— Challenge —
Set down the material once more, exactly as it appears.

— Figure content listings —
+ + + +

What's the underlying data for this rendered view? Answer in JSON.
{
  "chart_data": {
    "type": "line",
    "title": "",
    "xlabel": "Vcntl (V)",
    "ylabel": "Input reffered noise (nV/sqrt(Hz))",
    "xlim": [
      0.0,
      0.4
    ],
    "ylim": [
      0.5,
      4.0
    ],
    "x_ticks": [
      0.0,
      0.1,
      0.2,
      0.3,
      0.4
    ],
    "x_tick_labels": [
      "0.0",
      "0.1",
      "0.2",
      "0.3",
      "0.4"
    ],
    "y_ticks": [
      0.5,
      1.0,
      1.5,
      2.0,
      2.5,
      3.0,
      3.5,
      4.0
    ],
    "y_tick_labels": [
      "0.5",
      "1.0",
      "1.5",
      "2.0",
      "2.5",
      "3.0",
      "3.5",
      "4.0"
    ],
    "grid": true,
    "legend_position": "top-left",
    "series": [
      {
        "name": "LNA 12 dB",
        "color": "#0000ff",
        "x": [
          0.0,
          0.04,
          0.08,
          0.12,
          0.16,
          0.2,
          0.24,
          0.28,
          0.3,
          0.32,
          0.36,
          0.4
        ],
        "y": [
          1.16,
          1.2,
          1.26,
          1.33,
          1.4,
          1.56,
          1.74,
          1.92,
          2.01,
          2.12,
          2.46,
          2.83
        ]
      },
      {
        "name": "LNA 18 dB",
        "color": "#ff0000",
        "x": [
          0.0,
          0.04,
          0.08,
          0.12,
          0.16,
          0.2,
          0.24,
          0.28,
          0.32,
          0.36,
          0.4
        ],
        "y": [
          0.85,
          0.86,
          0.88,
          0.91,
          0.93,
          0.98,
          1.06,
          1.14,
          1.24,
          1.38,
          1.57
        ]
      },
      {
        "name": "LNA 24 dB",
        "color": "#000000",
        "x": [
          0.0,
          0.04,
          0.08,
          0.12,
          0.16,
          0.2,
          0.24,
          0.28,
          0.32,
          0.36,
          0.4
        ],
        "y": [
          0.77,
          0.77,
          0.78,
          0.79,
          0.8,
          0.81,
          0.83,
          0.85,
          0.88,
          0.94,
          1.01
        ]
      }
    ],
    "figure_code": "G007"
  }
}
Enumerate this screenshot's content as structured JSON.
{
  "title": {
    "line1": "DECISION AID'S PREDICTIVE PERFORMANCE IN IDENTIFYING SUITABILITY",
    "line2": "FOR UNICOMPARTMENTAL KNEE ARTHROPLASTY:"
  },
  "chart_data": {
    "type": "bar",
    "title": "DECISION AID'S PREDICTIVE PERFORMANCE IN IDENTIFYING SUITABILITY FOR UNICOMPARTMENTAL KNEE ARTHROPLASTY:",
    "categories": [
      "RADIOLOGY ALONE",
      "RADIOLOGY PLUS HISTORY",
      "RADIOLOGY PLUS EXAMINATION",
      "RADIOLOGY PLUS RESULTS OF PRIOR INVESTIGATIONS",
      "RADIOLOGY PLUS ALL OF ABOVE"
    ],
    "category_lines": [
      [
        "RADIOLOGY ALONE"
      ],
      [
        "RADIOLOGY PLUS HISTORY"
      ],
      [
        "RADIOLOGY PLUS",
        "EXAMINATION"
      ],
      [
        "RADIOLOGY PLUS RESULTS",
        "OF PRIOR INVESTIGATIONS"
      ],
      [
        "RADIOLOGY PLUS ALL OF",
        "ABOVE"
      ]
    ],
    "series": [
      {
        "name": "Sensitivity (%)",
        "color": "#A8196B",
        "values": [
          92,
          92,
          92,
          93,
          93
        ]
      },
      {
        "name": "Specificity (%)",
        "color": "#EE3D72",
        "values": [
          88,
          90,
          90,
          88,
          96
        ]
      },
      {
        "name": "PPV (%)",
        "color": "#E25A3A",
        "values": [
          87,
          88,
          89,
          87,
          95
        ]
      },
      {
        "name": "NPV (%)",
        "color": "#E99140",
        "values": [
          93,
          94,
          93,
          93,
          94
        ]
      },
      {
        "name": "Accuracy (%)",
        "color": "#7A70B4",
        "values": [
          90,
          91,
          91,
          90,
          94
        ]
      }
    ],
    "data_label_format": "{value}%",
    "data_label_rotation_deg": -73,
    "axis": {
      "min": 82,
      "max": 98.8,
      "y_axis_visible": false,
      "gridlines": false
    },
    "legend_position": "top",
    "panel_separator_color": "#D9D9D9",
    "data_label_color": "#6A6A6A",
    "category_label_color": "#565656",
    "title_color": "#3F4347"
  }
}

+ + + +

— Solution for this exercise —
What's the underlying data for this rendered view? Answer in JSON.
{
  "chart_data": {
    "type": "line",
    "title": "",
    "xlabel": "Vcntl (V)",
    "ylabel": "Input reffered noise (nV/sqrt(Hz))",
    "xlim": [
      0.0,
      0.4
    ],
    "ylim": [
      0.5,
      4.0
    ],
    "x_ticks": [
      0.0,
      0.1,
      0.2,
      0.3,
      0.4
    ],
    "x_tick_labels": [
      "0.0",
      "0.1",
      "0.2",
      "0.3",
      "0.4"
    ],
    "y_ticks": [
      0.5,
      1.0,
      1.5,
      2.0,
      2.5,
      3.0,
      3.5,
      4.0
    ],
    "y_tick_labels": [
      "0.5",
      "1.0",
      "1.5",
      "2.0",
      "2.5",
      "3.0",
      "3.5",
      "4.0"
    ],
    "grid": true,
    "legend_position": "top-left",
    "series": [
      {
        "name": "LNA 12 dB",
        "color": "#0000ff",
        "x": [
          0.0,
          0.04,
          0.08,
          0.12,
          0.16,
          0.2,
          0.24,
          0.28,
          0.3,
          0.32,
          0.36,
          0.4
        ],
        "y": [
          1.16,
          1.2,
          1.26,
          1.33,
          1.4,
          1.56,
          1.74,
          1.92,
          2.01,
          2.12,
          2.46,
          2.83
        ]
      },
      {
        "name": "LNA 18 dB",
        "color": "#ff0000",
        "x": [
          0.0,
          0.04,
          0.08,
          0.12,
          0.16,
          0.2,
          0.24,
          0.28,
          0.32,
          0.36,
          0.4
        ],
        "y": [
          0.85,
          0.86,
          0.88,
          0.91,
          0.93,
          0.98,
          1.06,
          1.14,
          1.24,
          1.38,
          1.57
        ]
      },
      {
        "name": "LNA 24 dB",
        "color": "#000000",
        "x": [
          0.0,
          0.04,
          0.08,
          0.12,
          0.16,
          0.2,
          0.24,
          0.28,
          0.32,
          0.36,
          0.4
        ],
        "y": [
          0.77,
          0.77,
          0.78,
          0.79,
          0.8,
          0.81,
          0.83,
          0.85,
          0.88,
          0.94,
          1.01
        ]
      }
    ],
    "figure_code": "G007"
  }
}
Enumerate this screenshot's content as structured JSON.
{
  "title": {
    "line1": "DECISION AID'S PREDICTIVE PERFORMANCE IN IDENTIFYING SUITABILITY",
    "line2": "FOR UNICOMPARTMENTAL KNEE ARTHROPLASTY:"
  },
  "chart_data": {
    "type": "bar",
    "title": "DECISION AID'S PREDICTIVE PERFORMANCE IN IDENTIFYING SUITABILITY FOR UNICOMPARTMENTAL KNEE ARTHROPLASTY:",
    "categories": [
      "RADIOLOGY ALONE",
      "RADIOLOGY PLUS HISTORY",
      "RADIOLOGY PLUS EXAMINATION",
      "RADIOLOGY PLUS RESULTS OF PRIOR INVESTIGATIONS",
      "RADIOLOGY PLUS ALL OF ABOVE"
    ],
    "category_lines": [
      [
        "RADIOLOGY ALONE"
      ],
      [
        "RADIOLOGY PLUS HISTORY"
      ],
      [
        "RADIOLOGY PLUS",
        "EXAMINATION"
      ],
      [
        "RADIOLOGY PLUS RESULTS",
        "OF PRIOR INVESTIGATIONS"
      ],
      [
        "RADIOLOGY PLUS ALL OF",
        "ABOVE"
      ]
    ],
    "series": [
      {
        "name": "Sensitivity (%)",
        "color": "#A8196B",
        "values": [
          92,
          92,
          92,
          93,
          93
        ]
      },
      {
        "name": "Specificity (%)",
        "color": "#EE3D72",
        "values": [
          88,
          90,
          90,
          88,
          96
        ]
      },
      {
        "name": "PPV (%)",
        "color": "#E25A3A",
        "values": [
          87,
          88,
          89,
          87,
          95
        ]
      },
      {
        "name": "NPV (%)",
        "color": "#E99140",
        "values": [
          93,
          94,
          93,
          93,
          94
        ]
      },
      {
        "name": "Accuracy (%)",
        "color": "#7A70B4",
        "values": [
          90,
          91,
          91,
          90,
          94
        ]
      }
    ],
    "data_label_format": "{value}%",
    "data_label_rotation_deg": -73,
    "axis": {
      "min": 82,
      "max": 98.8,
      "y_axis_visible": false,
      "gridlines": false
    },
    "legend_position": "top",
    "panel_separator_color": "#D9D9D9",
    "data_label_color": "#6A6A6A",
    "category_label_color": "#565656",
    "title_color": "#3F4347"
  }
}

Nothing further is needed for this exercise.